Will something like this work?

`import bambi as bmb

class Model:
def init(self, formula, data, priors=None):
self.formula = formula
self.data = data
self.priors = priors or self._set_default_priors()

def _set_default_priors(self):
    return {
        "mu": {
            "Intercept": bmb.Prior("Normal", mu=0, sigma=1),
            "x": bmb.Prior("Normal", mu=0, sigma=5),
        },
        "sigma": bmb.Prior("HalfNormal", sigma=5)
    }

def get_priors(self):
    return self.priors

Example 1

priors_example_1 = {
"mu": {
"Intercept": bmb.Prior("Normal", mu=0, sigma=1),
"x": bmb.Prior("Normal", mu=0, sigma=5),
},
"sigma": bmb.Prior("HalfNormal", sigma=5)
}

model_1 = Model("y ~ 1 + x", data=None, priors=priors_example_1)
print(model_1.get_priors())

Example 2

formula_example_2 = bmb.Formula(
"y ~ 1 + x",
"sigma ~ 1 + x",
)

-*-

▸ **Instructions**
**a.** In the code snippet, explain why a Model created without a priors argument still ends up with priors. Use one to three sentences.
**b.** In the code snippet, what prior distribution and parameter value are given to "sigma"?
**c.** Reproduce the part of the code snippet starting at "Will something like" and ending at "priors or self._set_default_priors()".
The lines that follow are separate material and have no connection to the code snippet above.

-*-

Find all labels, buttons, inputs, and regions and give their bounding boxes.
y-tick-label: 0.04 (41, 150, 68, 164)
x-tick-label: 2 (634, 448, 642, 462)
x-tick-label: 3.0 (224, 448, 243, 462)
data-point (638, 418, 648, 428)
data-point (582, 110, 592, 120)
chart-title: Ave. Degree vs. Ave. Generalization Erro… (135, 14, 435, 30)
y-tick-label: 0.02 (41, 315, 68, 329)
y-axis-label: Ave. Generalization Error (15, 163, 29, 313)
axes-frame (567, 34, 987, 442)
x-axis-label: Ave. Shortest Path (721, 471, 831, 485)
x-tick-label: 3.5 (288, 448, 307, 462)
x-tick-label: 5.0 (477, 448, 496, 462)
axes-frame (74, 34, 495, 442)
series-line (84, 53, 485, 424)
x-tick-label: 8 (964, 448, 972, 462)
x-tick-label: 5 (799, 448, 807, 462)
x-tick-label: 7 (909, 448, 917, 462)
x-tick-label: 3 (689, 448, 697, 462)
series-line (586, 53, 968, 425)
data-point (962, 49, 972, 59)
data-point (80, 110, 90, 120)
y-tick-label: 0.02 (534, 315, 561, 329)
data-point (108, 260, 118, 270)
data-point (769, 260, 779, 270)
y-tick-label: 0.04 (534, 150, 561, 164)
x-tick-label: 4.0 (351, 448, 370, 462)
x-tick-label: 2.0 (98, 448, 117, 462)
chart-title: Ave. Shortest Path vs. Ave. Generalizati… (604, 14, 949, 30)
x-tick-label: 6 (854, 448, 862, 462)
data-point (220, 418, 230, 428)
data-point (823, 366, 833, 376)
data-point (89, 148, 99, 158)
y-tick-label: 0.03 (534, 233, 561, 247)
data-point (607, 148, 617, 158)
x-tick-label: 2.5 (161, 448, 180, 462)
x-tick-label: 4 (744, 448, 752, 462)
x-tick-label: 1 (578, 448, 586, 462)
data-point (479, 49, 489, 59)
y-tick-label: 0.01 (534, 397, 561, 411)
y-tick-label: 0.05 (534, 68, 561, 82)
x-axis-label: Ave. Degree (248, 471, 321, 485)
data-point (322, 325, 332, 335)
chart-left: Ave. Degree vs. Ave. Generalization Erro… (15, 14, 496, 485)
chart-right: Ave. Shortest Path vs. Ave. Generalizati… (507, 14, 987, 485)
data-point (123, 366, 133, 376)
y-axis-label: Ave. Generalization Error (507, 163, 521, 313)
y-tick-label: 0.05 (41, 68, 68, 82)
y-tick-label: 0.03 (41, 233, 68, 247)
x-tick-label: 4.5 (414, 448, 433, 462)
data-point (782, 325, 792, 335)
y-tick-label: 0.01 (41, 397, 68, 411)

-*-

▸ **Your written answers**
**a.** The priors parameter defaults to None. The assignment "self.priors = priors or self._set_default_priors()" therefore falls back to the _set_default_priors method, which returns Normal priors for "Intercept" and "x" and a HalfNormal prior for "sigma".

**b.** A HalfNormal prior with sigma=5.

**c.**
Will something like this work?

`import bambi as bmb

class Model:
def init(self, formula, data, priors=None):
self.formula = formula
self.data = data
self.priors = priors or self._set_default_priors()